- _PROBLEM DETAILS_:
Where the string "ἔχει" occurs in the material below, report the whole line.
==== DATA SHOWN ====
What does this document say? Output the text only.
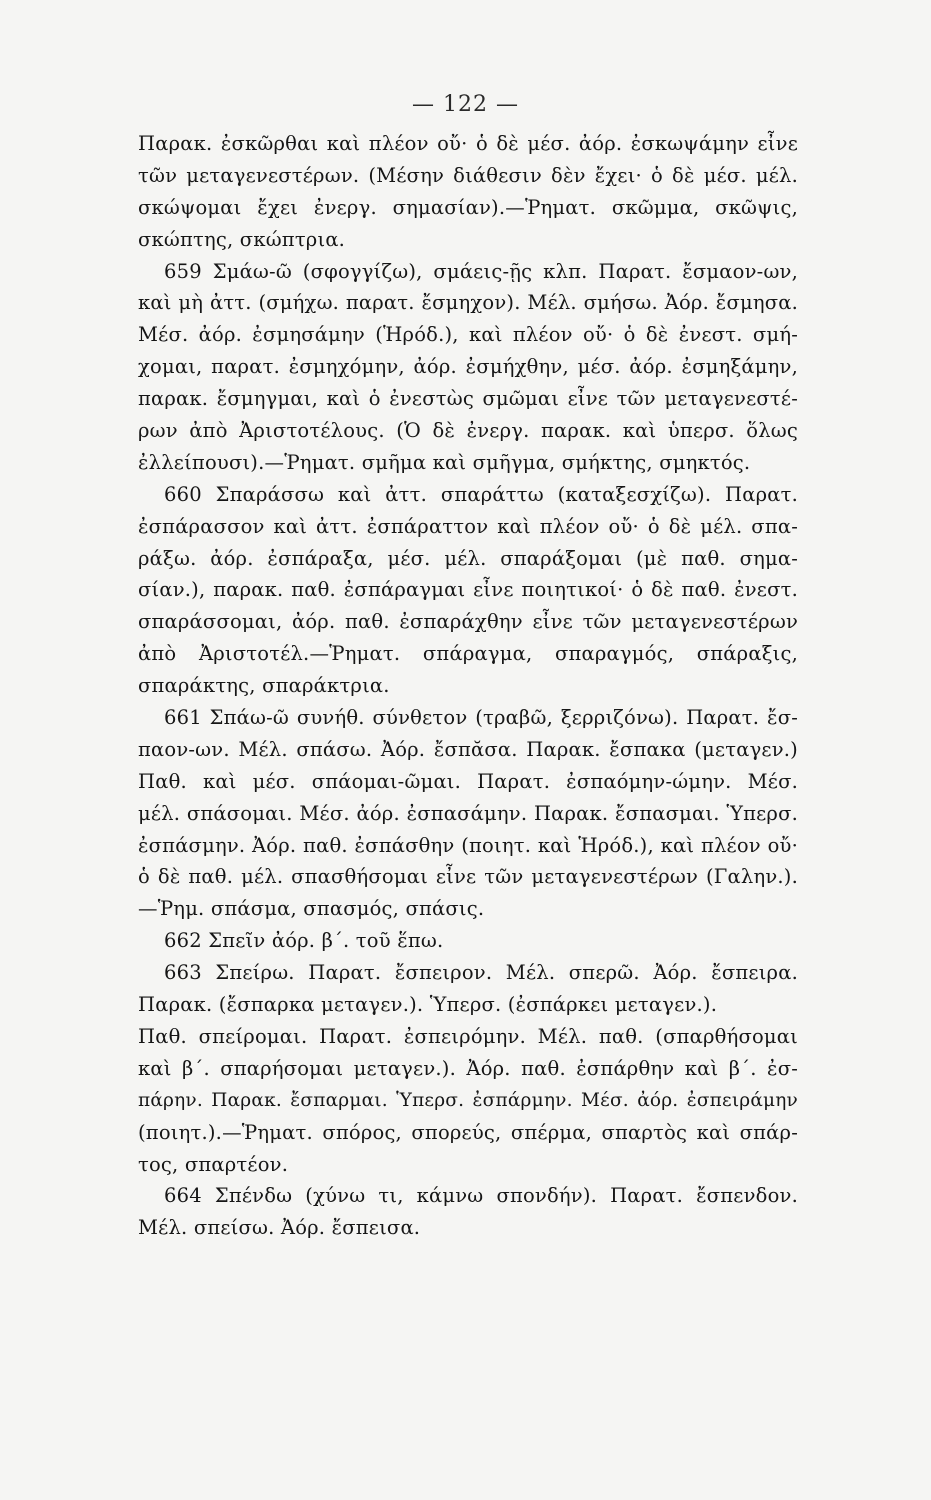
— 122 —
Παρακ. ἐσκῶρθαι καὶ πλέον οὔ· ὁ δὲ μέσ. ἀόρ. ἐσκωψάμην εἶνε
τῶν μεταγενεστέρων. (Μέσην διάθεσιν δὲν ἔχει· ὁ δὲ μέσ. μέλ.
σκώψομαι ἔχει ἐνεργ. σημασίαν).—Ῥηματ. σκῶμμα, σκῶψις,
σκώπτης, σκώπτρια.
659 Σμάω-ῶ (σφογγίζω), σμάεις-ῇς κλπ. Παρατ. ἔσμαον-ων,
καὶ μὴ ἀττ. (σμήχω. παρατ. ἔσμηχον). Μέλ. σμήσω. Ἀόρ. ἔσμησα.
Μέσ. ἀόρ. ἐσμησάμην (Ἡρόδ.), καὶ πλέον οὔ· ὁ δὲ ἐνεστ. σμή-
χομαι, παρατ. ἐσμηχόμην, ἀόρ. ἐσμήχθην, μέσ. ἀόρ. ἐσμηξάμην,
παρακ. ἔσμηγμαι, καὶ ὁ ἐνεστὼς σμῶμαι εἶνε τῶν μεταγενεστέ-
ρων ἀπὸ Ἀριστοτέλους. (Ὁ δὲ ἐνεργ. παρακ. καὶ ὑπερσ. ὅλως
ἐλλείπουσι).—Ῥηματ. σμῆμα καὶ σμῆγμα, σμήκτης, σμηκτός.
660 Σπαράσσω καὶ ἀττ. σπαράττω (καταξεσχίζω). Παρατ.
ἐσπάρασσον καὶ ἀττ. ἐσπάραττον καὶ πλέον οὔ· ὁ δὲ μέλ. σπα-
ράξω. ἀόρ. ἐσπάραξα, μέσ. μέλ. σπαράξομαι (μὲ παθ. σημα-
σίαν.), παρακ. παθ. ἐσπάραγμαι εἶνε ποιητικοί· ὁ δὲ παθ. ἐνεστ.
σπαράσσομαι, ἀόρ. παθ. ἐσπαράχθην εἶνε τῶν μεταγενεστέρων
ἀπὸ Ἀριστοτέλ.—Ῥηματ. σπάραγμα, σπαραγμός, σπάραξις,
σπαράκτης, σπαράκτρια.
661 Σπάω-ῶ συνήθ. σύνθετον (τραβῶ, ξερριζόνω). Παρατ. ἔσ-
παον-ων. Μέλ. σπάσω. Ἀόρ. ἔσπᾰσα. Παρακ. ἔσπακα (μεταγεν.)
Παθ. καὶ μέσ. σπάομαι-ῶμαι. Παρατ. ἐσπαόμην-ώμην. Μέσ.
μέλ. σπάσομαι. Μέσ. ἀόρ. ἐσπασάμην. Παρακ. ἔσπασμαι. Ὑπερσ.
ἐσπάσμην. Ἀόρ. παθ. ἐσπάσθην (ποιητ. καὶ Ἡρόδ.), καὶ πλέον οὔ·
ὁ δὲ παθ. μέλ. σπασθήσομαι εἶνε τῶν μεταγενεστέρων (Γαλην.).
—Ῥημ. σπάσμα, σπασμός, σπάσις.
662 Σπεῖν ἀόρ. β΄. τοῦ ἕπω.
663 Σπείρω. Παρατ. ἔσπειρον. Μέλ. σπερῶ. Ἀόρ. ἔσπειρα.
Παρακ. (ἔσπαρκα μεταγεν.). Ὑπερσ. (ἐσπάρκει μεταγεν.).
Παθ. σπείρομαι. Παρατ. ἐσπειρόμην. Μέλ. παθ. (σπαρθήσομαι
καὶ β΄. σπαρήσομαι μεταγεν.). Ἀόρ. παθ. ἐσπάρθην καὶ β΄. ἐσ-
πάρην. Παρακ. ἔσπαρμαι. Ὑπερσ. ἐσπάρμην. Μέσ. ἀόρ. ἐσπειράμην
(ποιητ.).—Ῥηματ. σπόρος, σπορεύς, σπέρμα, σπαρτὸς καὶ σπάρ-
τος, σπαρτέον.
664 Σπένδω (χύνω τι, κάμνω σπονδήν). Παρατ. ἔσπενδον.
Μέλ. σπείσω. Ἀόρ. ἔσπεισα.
====
- _WRITTEN RESPONSE_:
τῶν μεταγενεστέρων. (Μέσην διάθεσιν δὲν ἔχει· ὁ δὲ μέσ. μέλ.
σκώψομαι ἔχει ἐνεργ. σημασίαν).—Ῥηματ. σκῶμμα, σκῶψις,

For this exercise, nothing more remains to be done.